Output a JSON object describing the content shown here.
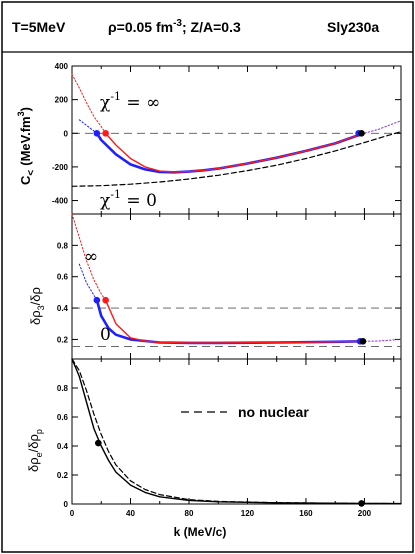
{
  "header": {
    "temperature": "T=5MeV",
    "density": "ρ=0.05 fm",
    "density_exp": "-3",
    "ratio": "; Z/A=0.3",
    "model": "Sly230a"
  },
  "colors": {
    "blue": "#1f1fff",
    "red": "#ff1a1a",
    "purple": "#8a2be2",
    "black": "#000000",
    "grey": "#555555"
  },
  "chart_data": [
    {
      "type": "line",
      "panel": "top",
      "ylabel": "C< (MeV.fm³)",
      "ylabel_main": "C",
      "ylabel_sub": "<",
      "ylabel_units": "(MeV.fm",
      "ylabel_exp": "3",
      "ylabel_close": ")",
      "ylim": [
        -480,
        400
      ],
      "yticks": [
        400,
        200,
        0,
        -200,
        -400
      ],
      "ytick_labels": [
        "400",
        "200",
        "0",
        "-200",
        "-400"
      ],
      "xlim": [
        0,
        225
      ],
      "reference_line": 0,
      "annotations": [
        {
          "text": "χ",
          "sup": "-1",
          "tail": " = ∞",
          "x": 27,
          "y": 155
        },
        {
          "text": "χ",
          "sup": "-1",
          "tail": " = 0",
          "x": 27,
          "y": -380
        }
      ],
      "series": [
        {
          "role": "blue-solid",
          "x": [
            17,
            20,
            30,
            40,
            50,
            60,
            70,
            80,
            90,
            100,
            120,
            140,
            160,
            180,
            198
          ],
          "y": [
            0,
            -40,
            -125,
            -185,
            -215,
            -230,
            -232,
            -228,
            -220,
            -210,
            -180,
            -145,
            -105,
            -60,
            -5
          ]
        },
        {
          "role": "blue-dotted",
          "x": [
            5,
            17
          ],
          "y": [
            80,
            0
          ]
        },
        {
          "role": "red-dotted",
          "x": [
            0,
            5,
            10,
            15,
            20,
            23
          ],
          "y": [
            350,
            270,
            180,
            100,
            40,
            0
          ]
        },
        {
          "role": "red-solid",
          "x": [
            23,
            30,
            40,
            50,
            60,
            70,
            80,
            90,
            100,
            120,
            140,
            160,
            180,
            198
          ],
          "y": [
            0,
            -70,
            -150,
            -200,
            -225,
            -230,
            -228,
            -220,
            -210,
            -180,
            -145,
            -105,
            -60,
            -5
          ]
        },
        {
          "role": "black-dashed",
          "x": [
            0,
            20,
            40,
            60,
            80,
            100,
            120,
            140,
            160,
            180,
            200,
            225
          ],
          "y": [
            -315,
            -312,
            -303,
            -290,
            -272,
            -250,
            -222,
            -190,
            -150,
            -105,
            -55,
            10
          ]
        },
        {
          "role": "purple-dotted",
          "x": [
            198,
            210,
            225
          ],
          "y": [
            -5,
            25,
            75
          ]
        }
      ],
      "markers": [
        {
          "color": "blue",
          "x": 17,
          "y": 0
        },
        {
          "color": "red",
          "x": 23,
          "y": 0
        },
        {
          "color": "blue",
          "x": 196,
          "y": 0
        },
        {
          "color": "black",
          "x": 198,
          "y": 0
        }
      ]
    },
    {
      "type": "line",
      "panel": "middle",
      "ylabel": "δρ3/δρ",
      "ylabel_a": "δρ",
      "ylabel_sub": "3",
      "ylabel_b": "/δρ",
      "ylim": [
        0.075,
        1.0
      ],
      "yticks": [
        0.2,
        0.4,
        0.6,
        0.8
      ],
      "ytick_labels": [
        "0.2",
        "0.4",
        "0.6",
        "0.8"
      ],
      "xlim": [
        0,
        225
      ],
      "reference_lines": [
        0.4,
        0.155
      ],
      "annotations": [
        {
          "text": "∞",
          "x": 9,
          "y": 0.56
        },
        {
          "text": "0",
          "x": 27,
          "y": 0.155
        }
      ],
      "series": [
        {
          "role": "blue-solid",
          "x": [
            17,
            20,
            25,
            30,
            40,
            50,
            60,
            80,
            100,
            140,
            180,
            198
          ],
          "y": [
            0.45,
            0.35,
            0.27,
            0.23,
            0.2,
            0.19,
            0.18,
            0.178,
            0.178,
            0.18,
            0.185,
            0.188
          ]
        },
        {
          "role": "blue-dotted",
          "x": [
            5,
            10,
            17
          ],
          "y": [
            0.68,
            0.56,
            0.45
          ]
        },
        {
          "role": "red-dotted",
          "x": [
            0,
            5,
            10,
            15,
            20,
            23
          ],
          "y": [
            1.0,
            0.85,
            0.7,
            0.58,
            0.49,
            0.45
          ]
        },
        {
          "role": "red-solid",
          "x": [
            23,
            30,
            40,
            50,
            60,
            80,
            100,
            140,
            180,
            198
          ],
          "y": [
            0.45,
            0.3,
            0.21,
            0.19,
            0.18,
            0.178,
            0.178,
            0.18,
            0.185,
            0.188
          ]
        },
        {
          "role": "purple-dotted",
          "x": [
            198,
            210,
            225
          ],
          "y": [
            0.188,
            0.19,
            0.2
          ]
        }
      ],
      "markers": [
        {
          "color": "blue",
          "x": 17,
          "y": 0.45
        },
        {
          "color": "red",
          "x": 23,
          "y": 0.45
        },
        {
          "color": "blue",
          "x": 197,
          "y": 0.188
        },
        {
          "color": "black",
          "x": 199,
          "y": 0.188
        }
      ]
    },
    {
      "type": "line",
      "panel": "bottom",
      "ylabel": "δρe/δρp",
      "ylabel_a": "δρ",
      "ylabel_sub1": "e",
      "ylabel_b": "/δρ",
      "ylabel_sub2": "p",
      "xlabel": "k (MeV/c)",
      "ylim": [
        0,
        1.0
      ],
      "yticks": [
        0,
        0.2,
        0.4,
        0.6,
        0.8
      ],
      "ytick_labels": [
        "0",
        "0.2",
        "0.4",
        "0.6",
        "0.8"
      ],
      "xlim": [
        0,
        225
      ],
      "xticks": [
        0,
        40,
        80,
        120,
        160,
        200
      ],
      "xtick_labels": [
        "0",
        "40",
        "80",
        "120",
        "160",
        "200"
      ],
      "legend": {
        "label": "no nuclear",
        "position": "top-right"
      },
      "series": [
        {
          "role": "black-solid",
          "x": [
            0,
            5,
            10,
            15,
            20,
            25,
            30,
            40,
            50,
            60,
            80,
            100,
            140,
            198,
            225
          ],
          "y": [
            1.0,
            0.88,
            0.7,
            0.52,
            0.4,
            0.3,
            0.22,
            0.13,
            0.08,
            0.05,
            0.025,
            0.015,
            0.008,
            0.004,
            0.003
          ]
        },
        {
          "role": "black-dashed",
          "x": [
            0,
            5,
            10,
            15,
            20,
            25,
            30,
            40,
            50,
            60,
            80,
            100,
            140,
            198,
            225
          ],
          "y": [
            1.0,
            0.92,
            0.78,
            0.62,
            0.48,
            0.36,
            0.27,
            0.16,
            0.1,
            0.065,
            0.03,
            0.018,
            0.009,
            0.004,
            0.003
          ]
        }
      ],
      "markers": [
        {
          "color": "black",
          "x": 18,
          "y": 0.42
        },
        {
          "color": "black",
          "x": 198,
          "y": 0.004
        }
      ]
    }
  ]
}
_ _ _ _
• [Exercise details] Repeat the material exactly as it reads, without any of its pictures.

• [Exercise output]
Output a JSON object describing the content shown here.
{
  "header": {
    "temperature": "T=5MeV",
    "density": "ρ=0.05 fm",
    "density_exp": "-3",
    "ratio": "; Z/A=0.3",
    "model": "Sly230a"
  },
  "colors": {
    "blue": "#1f1fff",
    "red": "#ff1a1a",
    "purple": "#8a2be2",
    "black": "#000000",
    "grey": "#555555"
  },
  "chart_data": [
    {
      "type": "line",
      "panel": "top",
      "ylabel": "C< (MeV.fm³)",
      "ylabel_main": "C",
      "ylabel_sub": "<",
      "ylabel_units": "(MeV.fm",
      "ylabel_exp": "3",
      "ylabel_close": ")",
      "ylim": [
        -480,
        400
      ],
      "yticks": [
        400,
        200,
        0,
        -200,
        -400
      ],
      "ytick_labels": [
        "400",
        "200",
        "0",
        "-200",
        "-400"
      ],
      "xlim": [
        0,
        225
      ],
      "reference_line": 0,
      "annotations": [
        {
          "text": "χ",
          "sup": "-1",
          "tail": " = ∞",
          "x": 27,
          "y": 155
        },
        {
          "text": "χ",
          "sup": "-1",
          "tail": " = 0",
          "x": 27,
          "y": -380
        }
      ],
      "series": [
        {
          "role": "blue-solid",
          "x": [
            17,
            20,
            30,
            40,
            50,
            60,
            70,
            80,
            90,
            100,
            120,
            140,
            160,
            180,
            198
          ],
          "y": [
            0,
            -40,
            -125,
            -185,
            -215,
            -230,
            -232,
            -228,
            -220,
            -210,
            -180,
            -145,
            -105,
            -60,
            -5
          ]
        },
        {
          "role": "blue-dotted",
          "x": [
            5,
            17
          ],
          "y": [
            80,
            0
          ]
        },
        {
          "role": "red-dotted",
          "x": [
            0,
            5,
            10,
            15,
            20,
            23
          ],
          "y": [
            350,
            270,
            180,
            100,
            40,
            0
          ]
        },
        {
          "role": "red-solid",
          "x": [
            23,
            30,
            40,
            50,
            60,
            70,
            80,
            90,
            100,
            120,
            140,
            160,
            180,
            198
          ],
          "y": [
            0,
            -70,
            -150,
            -200,
            -225,
            -230,
            -228,
            -220,
            -210,
            -180,
            -145,
            -105,
            -60,
            -5
          ]
        },
        {
          "role": "black-dashed",
          "x": [
            0,
            20,
            40,
            60,
            80,
            100,
            120,
            140,
            160,
            180,
            200,
            225
          ],
          "y": [
            -315,
            -312,
            -303,
            -290,
            -272,
            -250,
            -222,
            -190,
            -150,
            -105,
            -55,
            10
          ]
        },
        {
          "role": "purple-dotted",
          "x": [
            198,
            210,
            225
          ],
          "y": [
            -5,
            25,
            75
          ]
        }
      ],
      "markers": [
        {
          "color": "blue",
          "x": 17,
          "y": 0
        },
        {
          "color": "red",
          "x": 23,
          "y": 0
        },
        {
          "color": "blue",
          "x": 196,
          "y": 0
        },
        {
          "color": "black",
          "x": 198,
          "y": 0
        }
      ]
    },
    {
      "type": "line",
      "panel": "middle",
      "ylabel": "δρ3/δρ",
      "ylabel_a": "δρ",
      "ylabel_sub": "3",
      "ylabel_b": "/δρ",
      "ylim": [
        0.075,
        1.0
      ],
      "yticks": [
        0.2,
        0.4,
        0.6,
        0.8
      ],
      "ytick_labels": [
        "0.2",
        "0.4",
        "0.6",
        "0.8"
      ],
      "xlim": [
        0,
        225
      ],
      "reference_lines": [
        0.4,
        0.155
      ],
      "annotations": [
        {
          "text": "∞",
          "x": 9,
          "y": 0.56
        },
        {
          "text": "0",
          "x": 27,
          "y": 0.155
        }
      ],
      "series": [
        {
          "role": "blue-solid",
          "x": [
            17,
            20,
            25,
            30,
            40,
            50,
            60,
            80,
            100,
            140,
            180,
            198
          ],
          "y": [
            0.45,
            0.35,
            0.27,
            0.23,
            0.2,
            0.19,
            0.18,
            0.178,
            0.178,
            0.18,
            0.185,
            0.188
          ]
        },
        {
          "role": "blue-dotted",
          "x": [
            5,
            10,
            17
          ],
          "y": [
            0.68,
            0.56,
            0.45
          ]
        },
        {
          "role": "red-dotted",
          "x": [
            0,
            5,
            10,
            15,
            20,
            23
          ],
          "y": [
            1.0,
            0.85,
            0.7,
            0.58,
            0.49,
            0.45
          ]
        },
        {
          "role": "red-solid",
          "x": [
            23,
            30,
            40,
            50,
            60,
            80,
            100,
            140,
            180,
            198
          ],
          "y": [
            0.45,
            0.3,
            0.21,
            0.19,
            0.18,
            0.178,
            0.178,
            0.18,
            0.185,
            0.188
          ]
        },
        {
          "role": "purple-dotted",
          "x": [
            198,
            210,
            225
          ],
          "y": [
            0.188,
            0.19,
            0.2
          ]
        }
      ],
      "markers": [
        {
          "color": "blue",
          "x": 17,
          "y": 0.45
        },
        {
          "color": "red",
          "x": 23,
          "y": 0.45
        },
        {
          "color": "blue",
          "x": 197,
          "y": 0.188
        },
        {
          "color": "black",
          "x": 199,
          "y": 0.188
        }
      ]
    },
    {
      "type": "line",
      "panel": "bottom",
      "ylabel": "δρe/δρp",
      "ylabel_a": "δρ",
      "ylabel_sub1": "e",
      "ylabel_b": "/δρ",
      "ylabel_sub2": "p",
      "xlabel": "k (MeV/c)",
      "ylim": [
        0,
        1.0
      ],
      "yticks": [
        0,
        0.2,
        0.4,
        0.6,
        0.8
      ],
      "ytick_labels": [
        "0",
        "0.2",
        "0.4",
        "0.6",
        "0.8"
      ],
      "xlim": [
        0,
        225
      ],
      "xticks": [
        0,
        40,
        80,
        120,
        160,
        200
      ],
      "xtick_labels": [
        "0",
        "40",
        "80",
        "120",
        "160",
        "200"
      ],
      "legend": {
        "label": "no nuclear",
        "position": "top-right"
      },
      "series": [
        {
          "role": "black-solid",
          "x": [
            0,
            5,
            10,
            15,
            20,
            25,
            30,
            40,
            50,
            60,
            80,
            100,
            140,
            198,
            225
          ],
          "y": [
            1.0,
            0.88,
            0.7,
            0.52,
            0.4,
            0.3,
            0.22,
            0.13,
            0.08,
            0.05,
            0.025,
            0.015,
            0.008,
            0.004,
            0.003
          ]
        },
        {
          "role": "black-dashed",
          "x": [
            0,
            5,
            10,
            15,
            20,
            25,
            30,
            40,
            50,
            60,
            80,
            100,
            140,
            198,
            225
          ],
          "y": [
            1.0,
            0.92,
            0.78,
            0.62,
            0.48,
            0.36,
            0.27,
            0.16,
            0.1,
            0.065,
            0.03,
            0.018,
            0.009,
            0.004,
            0.003
          ]
        }
      ],
      "markers": [
        {
          "color": "black",
          "x": 18,
          "y": 0.42
        },
        {
          "color": "black",
          "x": 198,
          "y": 0.004
        }
      ]
    }
  ]
}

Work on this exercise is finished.